● **What the task requires**
Write out the material exactly, leaving every picture behind.

● **Material provided**
--------------------------------------------------

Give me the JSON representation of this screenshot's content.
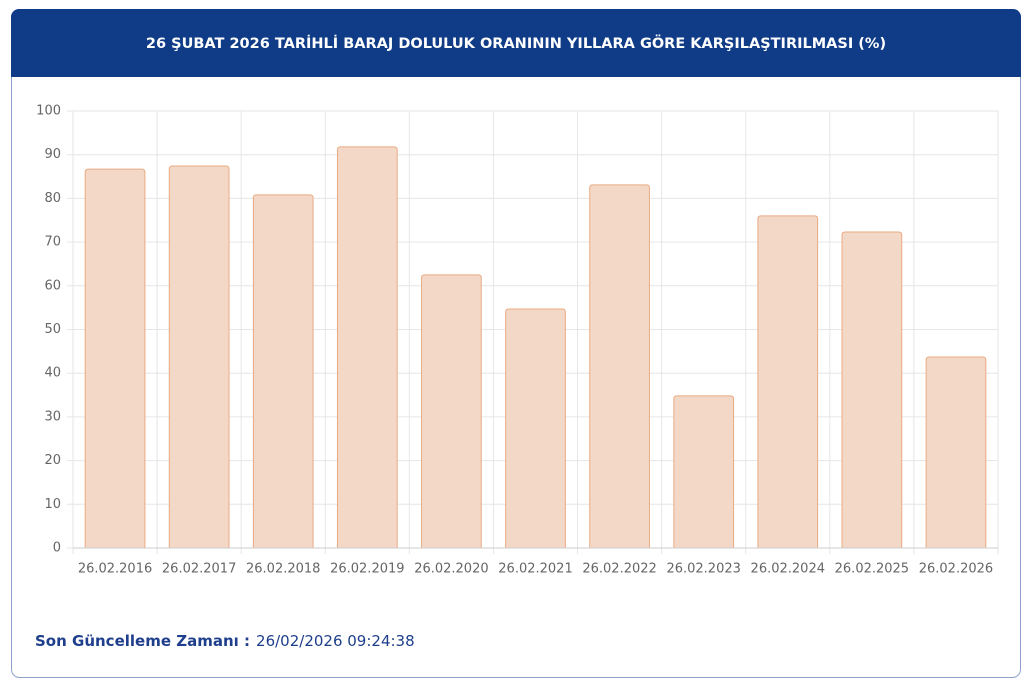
{
  "chart_data": {
    "type": "bar",
    "title": "26 ŞUBAT 2026 TARİHLİ BARAJ DOLULUK ORANININ YILLARA GÖRE KARŞILAŞTIRILMASI (%)",
    "categories": [
      "26.02.2016",
      "26.02.2017",
      "26.02.2018",
      "26.02.2019",
      "26.02.2020",
      "26.02.2021",
      "26.02.2022",
      "26.02.2023",
      "26.02.2024",
      "26.02.2025",
      "26.02.2026"
    ],
    "values": [
      86.7,
      87.4,
      80.8,
      91.8,
      62.5,
      54.7,
      83.1,
      34.8,
      76.0,
      72.3,
      43.7
    ],
    "color": "#f3d8c7",
    "ylim": [
      0,
      100
    ],
    "yticks": [
      0,
      10,
      20,
      30,
      40,
      50,
      60,
      70,
      80,
      90,
      100
    ],
    "grid": true
  },
  "footer": {
    "label": "Son Güncelleme Zamanı :",
    "value": "26/02/2026 09:24:38"
  }
}
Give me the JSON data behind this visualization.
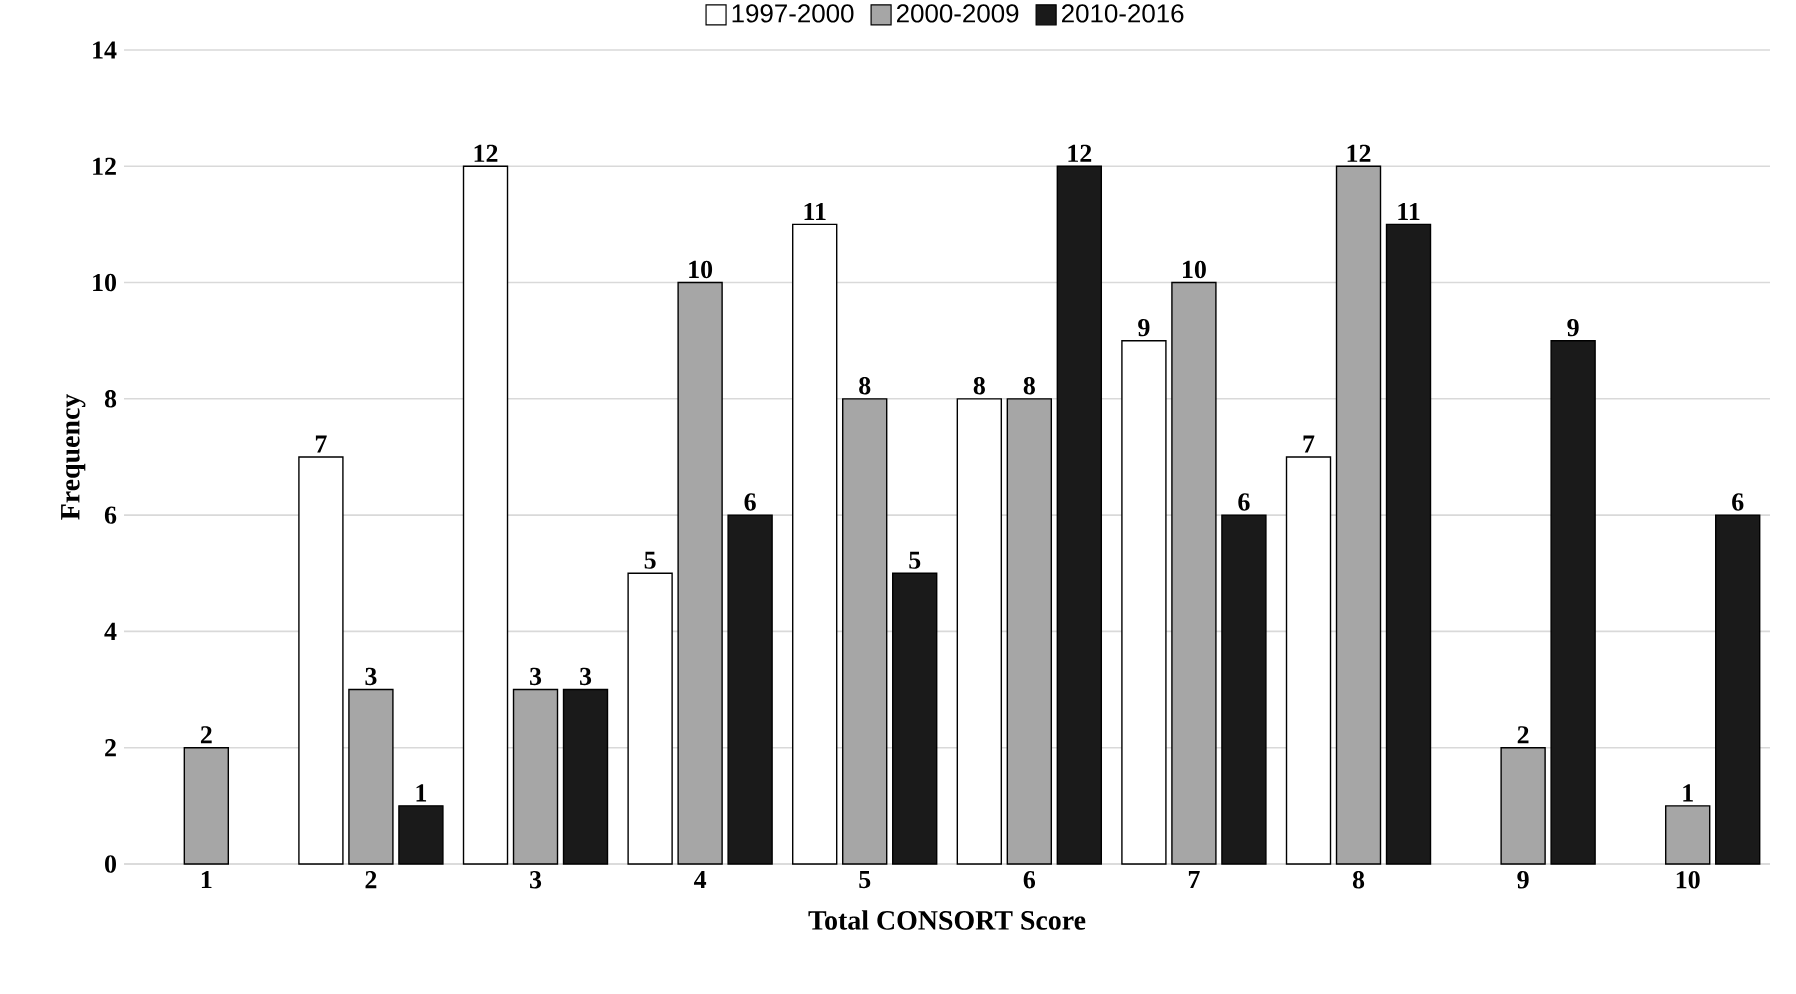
{
  "chart_data": {
    "type": "bar",
    "xlabel": "Total CONSORT Score",
    "ylabel": "Frequency",
    "categories": [
      "1",
      "2",
      "3",
      "4",
      "5",
      "6",
      "7",
      "8",
      "9",
      "10"
    ],
    "series": [
      {
        "name": "1997-2000",
        "color": "#ffffff",
        "values": [
          0,
          7,
          12,
          5,
          11,
          8,
          9,
          7,
          0,
          0
        ],
        "value_labels": [
          null,
          "7",
          "12",
          "5",
          "11",
          "8",
          "9",
          "7",
          null,
          null
        ]
      },
      {
        "name": "2000-2009",
        "color": "#a6a6a6",
        "values": [
          2,
          3,
          3,
          10,
          8,
          8,
          10,
          12,
          2,
          1
        ],
        "value_labels": [
          "2",
          "3",
          "3",
          "10",
          "8",
          "8",
          "10",
          "12",
          "2",
          "1"
        ]
      },
      {
        "name": "2010-2016",
        "color": "#1a1a1a",
        "values": [
          0,
          1,
          3,
          6,
          5,
          12,
          6,
          11,
          9,
          6
        ],
        "value_labels": [
          null,
          "1",
          "3",
          "6",
          "5",
          "12",
          "6",
          "11",
          "9",
          "6"
        ]
      }
    ],
    "ylim": [
      0,
      14
    ],
    "yticks": [
      0,
      2,
      4,
      6,
      8,
      10,
      12,
      14
    ],
    "grid": "y",
    "legend": "top"
  }
}
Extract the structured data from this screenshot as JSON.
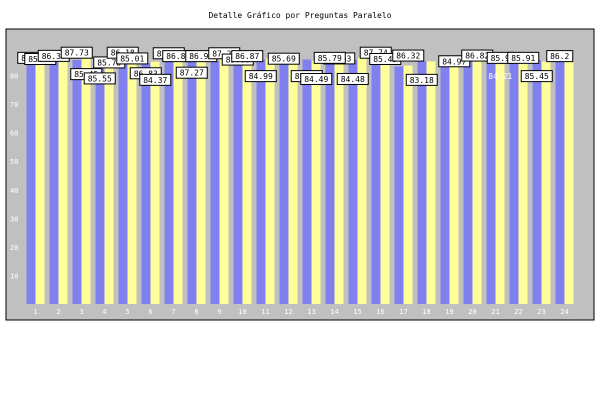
{
  "colors": {
    "plot_bg": "#c0c0c0",
    "series_a": "#8080f0",
    "series_b": "#ffff99",
    "label_box": "#ffffff",
    "axis_text": "#ffffff"
  },
  "chart_data": {
    "type": "bar",
    "title": "Detalle Gráfico por Preguntas Paralelo",
    "xlabel": "",
    "ylabel": "",
    "ylim": [
      0,
      90
    ],
    "yticks": [
      "10",
      "20",
      "30",
      "40",
      "50",
      "60",
      "70",
      "80"
    ],
    "categories": [
      "1",
      "2",
      "3",
      "4",
      "5",
      "6",
      "7",
      "8",
      "9",
      "10",
      "11",
      "12",
      "13",
      "14",
      "15",
      "16",
      "17",
      "18",
      "19",
      "20",
      "21",
      "22",
      "23",
      "24"
    ],
    "grid": false,
    "legend": "none",
    "series": [
      {
        "values": [
          85.5,
          86.37,
          85.45,
          85.75,
          85.01,
          84.37,
          86.81,
          86.91,
          85.06,
          86.9,
          85.69,
          85.8,
          85.63,
          84.48,
          85.49,
          86.32,
          83.18,
          84.97,
          86.82,
          85.9,
          84.21,
          85.91,
          85.45,
          85.2
        ]
      },
      {
        "values": [
          85.4,
          86.5,
          87.1,
          84.3,
          87.2,
          84.83,
          86.9,
          87.27,
          86.6,
          84.99,
          86.0,
          84.49,
          85.2,
          86.5,
          86.3,
          86.0,
          83.5,
          84.97,
          85.3,
          85.0,
          84.0,
          84.7,
          84.9,
          85.2
        ]
      }
    ],
    "data_labels": [
      {
        "text": "85.5",
        "cat": 0,
        "series": 0,
        "level": 86.2
      },
      {
        "text": "85.47",
        "cat": 0,
        "series": 1,
        "level": 85.8
      },
      {
        "text": "86.37",
        "cat": 1,
        "series": 0,
        "level": 86.9
      },
      {
        "text": "87.73",
        "cat": 2,
        "series": 0,
        "level": 88.0
      },
      {
        "text": "85.45",
        "cat": 2,
        "series": 1,
        "level": 80.5
      },
      {
        "text": "85.55",
        "cat": 3,
        "series": 0,
        "level": 79.0
      },
      {
        "text": "85.75",
        "cat": 3,
        "series": 1,
        "level": 84.6
      },
      {
        "text": "86.18",
        "cat": 4,
        "series": 0,
        "level": 88.0
      },
      {
        "text": "85.01",
        "cat": 4,
        "series": 1,
        "level": 86.0
      },
      {
        "text": "86.83",
        "cat": 5,
        "series": 0,
        "level": 80.8
      },
      {
        "text": "84.37",
        "cat": 5,
        "series": 1,
        "level": 78.5
      },
      {
        "text": "87.18",
        "cat": 6,
        "series": 0,
        "level": 87.8
      },
      {
        "text": "86.81",
        "cat": 6,
        "series": 1,
        "level": 86.8
      },
      {
        "text": "87.27",
        "cat": 7,
        "series": 0,
        "level": 81.0
      },
      {
        "text": "86.91",
        "cat": 7,
        "series": 1,
        "level": 86.8
      },
      {
        "text": "87.27",
        "cat": 8,
        "series": 1,
        "level": 87.8
      },
      {
        "text": "85.06",
        "cat": 9,
        "series": 0,
        "level": 85.6
      },
      {
        "text": "86.87",
        "cat": 9,
        "series": 1,
        "level": 86.8
      },
      {
        "text": "84.99",
        "cat": 10,
        "series": 0,
        "level": 79.8
      },
      {
        "text": "85.69",
        "cat": 11,
        "series": 0,
        "level": 85.9
      },
      {
        "text": "85.85",
        "cat": 12,
        "series": 0,
        "level": 79.8
      },
      {
        "text": "84.49",
        "cat": 12,
        "series": 1,
        "level": 78.8
      },
      {
        "text": "85.63",
        "cat": 13,
        "series": 1,
        "level": 86.0
      },
      {
        "text": "85.79",
        "cat": 13,
        "series": 0,
        "level": 86.2
      },
      {
        "text": "84.48",
        "cat": 14,
        "series": 0,
        "level": 78.8
      },
      {
        "text": "87.74",
        "cat": 15,
        "series": 0,
        "level": 88.0
      },
      {
        "text": "85.49",
        "cat": 15,
        "series": 1,
        "level": 85.8
      },
      {
        "text": "86.32",
        "cat": 16,
        "series": 1,
        "level": 87.0
      },
      {
        "text": "83.18",
        "cat": 17,
        "series": 0,
        "level": 78.5
      },
      {
        "text": "84.97",
        "cat": 18,
        "series": 1,
        "level": 85.0
      },
      {
        "text": "86.82",
        "cat": 19,
        "series": 1,
        "level": 87.0
      },
      {
        "text": "85.9",
        "cat": 20,
        "series": 1,
        "level": 86.2
      },
      {
        "text": "85.91",
        "cat": 21,
        "series": 1,
        "level": 86.2
      },
      {
        "text": "85.45",
        "cat": 22,
        "series": 0,
        "level": 79.8
      },
      {
        "text": "86.2",
        "cat": 23,
        "series": 0,
        "level": 86.8
      }
    ],
    "inner_labels": [
      {
        "text": "84.21",
        "cat": 20,
        "series": 1,
        "level": 79.8
      }
    ]
  }
}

--------------------------------------------------

● **Response for this exercise**
Give me the JSON representation of this screenshot's content.
{
  "chart_data": {
    "type": "bar",
    "title": "26 ŞUBAT 2026 TARİHLİ BARAJ DOLULUK ORANININ YILLARA GÖRE KARŞILAŞTIRILMASI (%)",
    "categories": [
      "26.02.2016",
      "26.02.2017",
      "26.02.2018",
      "26.02.2019",
      "26.02.2020",
      "26.02.2021",
      "26.02.2022",
      "26.02.2023",
      "26.02.2024",
      "26.02.2025",
      "26.02.2026"
    ],
    "values": [
      86.7,
      87.4,
      80.8,
      91.8,
      62.5,
      54.7,
      83.1,
      34.8,
      76.0,
      72.3,
      43.7
    ],
    "color": "#f3d8c7",
    "ylim": [
      0,
      100
    ],
    "yticks": [
      0,
      10,
      20,
      30,
      40,
      50,
      60,
      70,
      80,
      90,
      100
    ],
    "grid": true
  },
  "footer": {
    "label": "Son Güncelleme Zamanı :",
    "value": "26/02/2026 09:24:38"
  }
}
Give me the JSON data behind this visualization.
{
  "chart_data": {
    "type": "bar",
    "xlabel": "Total CONSORT Score",
    "ylabel": "Frequency",
    "categories": [
      "1",
      "2",
      "3",
      "4",
      "5",
      "6",
      "7",
      "8",
      "9",
      "10"
    ],
    "series": [
      {
        "name": "1997-2000",
        "color": "#ffffff",
        "values": [
          0,
          7,
          12,
          5,
          11,
          8,
          9,
          7,
          0,
          0
        ],
        "value_labels": [
          null,
          "7",
          "12",
          "5",
          "11",
          "8",
          "9",
          "7",
          null,
          null
        ]
      },
      {
        "name": "2000-2009",
        "color": "#a6a6a6",
        "values": [
          2,
          3,
          3,
          10,
          8,
          8,
          10,
          12,
          2,
          1
        ],
        "value_labels": [
          "2",
          "3",
          "3",
          "10",
          "8",
          "8",
          "10",
          "12",
          "2",
          "1"
        ]
      },
      {
        "name": "2010-2016",
        "color": "#1a1a1a",
        "values": [
          0,
          1,
          3,
          6,
          5,
          12,
          6,
          11,
          9,
          6
        ],
        "value_labels": [
          null,
          "1",
          "3",
          "6",
          "5",
          "12",
          "6",
          "11",
          "9",
          "6"
        ]
      }
    ],
    "ylim": [
      0,
      14
    ],
    "yticks": [
      0,
      2,
      4,
      6,
      8,
      10,
      12,
      14
    ],
    "grid": "y",
    "legend": "top"
  }
}
Extract the structured data from this screenshot as JSON.
{
  "colors": {
    "plot_bg": "#c0c0c0",
    "series_a": "#8080f0",
    "series_b": "#ffff99",
    "label_box": "#ffffff",
    "axis_text": "#ffffff"
  },
  "chart_data": {
    "type": "bar",
    "title": "Detalle Gráfico por Preguntas Paralelo",
    "xlabel": "",
    "ylabel": "",
    "ylim": [
      0,
      90
    ],
    "yticks": [
      "10",
      "20",
      "30",
      "40",
      "50",
      "60",
      "70",
      "80"
    ],
    "categories": [
      "1",
      "2",
      "3",
      "4",
      "5",
      "6",
      "7",
      "8",
      "9",
      "10",
      "11",
      "12",
      "13",
      "14",
      "15",
      "16",
      "17",
      "18",
      "19",
      "20",
      "21",
      "22",
      "23",
      "24"
    ],
    "grid": false,
    "legend": "none",
    "series": [
      {
        "values": [
          85.5,
          86.37,
          85.45,
          85.75,
          85.01,
          84.37,
          86.81,
          86.91,
          85.06,
          86.9,
          85.69,
          85.8,
          85.63,
          84.48,
          85.49,
          86.32,
          83.18,
          84.97,
          86.82,
          85.9,
          84.21,
          85.91,
          85.45,
          85.2
        ]
      },
      {
        "values": [
          85.4,
          86.5,
          87.1,
          84.3,
          87.2,
          84.83,
          86.9,
          87.27,
          86.6,
          84.99,
          86.0,
          84.49,
          85.2,
          86.5,
          86.3,
          86.0,
          83.5,
          84.97,
          85.3,
          85.0,
          84.0,
          84.7,
          84.9,
          85.2
        ]
      }
    ],
    "data_labels": [
      {
        "text": "85.5",
        "cat": 0,
        "series": 0,
        "level": 86.2
      },
      {
        "text": "85.47",
        "cat": 0,
        "series": 1,
        "level": 85.8
      },
      {
        "text": "86.37",
        "cat": 1,
        "series": 0,
        "level": 86.9
      },
      {
        "text": "87.73",
        "cat": 2,
        "series": 0,
        "level": 88.0
      },
      {
        "text": "85.45",
        "cat": 2,
        "series": 1,
        "level": 80.5
      },
      {
        "text": "85.55",
        "cat": 3,
        "series": 0,
        "level": 79.0
      },
      {
        "text": "85.75",
        "cat": 3,
        "series": 1,
        "level": 84.6
      },
      {
        "text": "86.18",
        "cat": 4,
        "series": 0,
        "level": 88.0
      },
      {
        "text": "85.01",
        "cat": 4,
        "series": 1,
        "level": 86.0
      },
      {
        "text": "86.83",
        "cat": 5,
        "series": 0,
        "level": 80.8
      },
      {
        "text": "84.37",
        "cat": 5,
        "series": 1,
        "level": 78.5
      },
      {
        "text": "87.18",
        "cat": 6,
        "series": 0,
        "level": 87.8
      },
      {
        "text": "86.81",
        "cat": 6,
        "series": 1,
        "level": 86.8
      },
      {
        "text": "87.27",
        "cat": 7,
        "series": 0,
        "level": 81.0
      },
      {
        "text": "86.91",
        "cat": 7,
        "series": 1,
        "level": 86.8
      },
      {
        "text": "87.27",
        "cat": 8,
        "series": 1,
        "level": 87.8
      },
      {
        "text": "85.06",
        "cat": 9,
        "series": 0,
        "level": 85.6
      },
      {
        "text": "86.87",
        "cat": 9,
        "series": 1,
        "level": 86.8
      },
      {
        "text": "84.99",
        "cat": 10,
        "series": 0,
        "level": 79.8
      },
      {
        "text": "85.69",
        "cat": 11,
        "series": 0,
        "level": 85.9
      },
      {
        "text": "85.85",
        "cat": 12,
        "series": 0,
        "level": 79.8
      },
      {
        "text": "84.49",
        "cat": 12,
        "series": 1,
        "level": 78.8
      },
      {
        "text": "85.63",
        "cat": 13,
        "series": 1,
        "level": 86.0
      },
      {
        "text": "85.79",
        "cat": 13,
        "series": 0,
        "level": 86.2
      },
      {
        "text": "84.48",
        "cat": 14,
        "series": 0,
        "level": 78.8
      },
      {
        "text": "87.74",
        "cat": 15,
        "series": 0,
        "level": 88.0
      },
      {
        "text": "85.49",
        "cat": 15,
        "series": 1,
        "level": 85.8
      },
      {
        "text": "86.32",
        "cat": 16,
        "series": 1,
        "level": 87.0
      },
      {
        "text": "83.18",
        "cat": 17,
        "series": 0,
        "level": 78.5
      },
      {
        "text": "84.97",
        "cat": 18,
        "series": 1,
        "level": 85.0
      },
      {
        "text": "86.82",
        "cat": 19,
        "series": 1,
        "level": 87.0
      },
      {
        "text": "85.9",
        "cat": 20,
        "series": 1,
        "level": 86.2
      },
      {
        "text": "85.91",
        "cat": 21,
        "series": 1,
        "level": 86.2
      },
      {
        "text": "85.45",
        "cat": 22,
        "series": 0,
        "level": 79.8
      },
      {
        "text": "86.2",
        "cat": 23,
        "series": 0,
        "level": 86.8
      }
    ],
    "inner_labels": [
      {
        "text": "84.21",
        "cat": 20,
        "series": 1,
        "level": 79.8
      }
    ]
  }
}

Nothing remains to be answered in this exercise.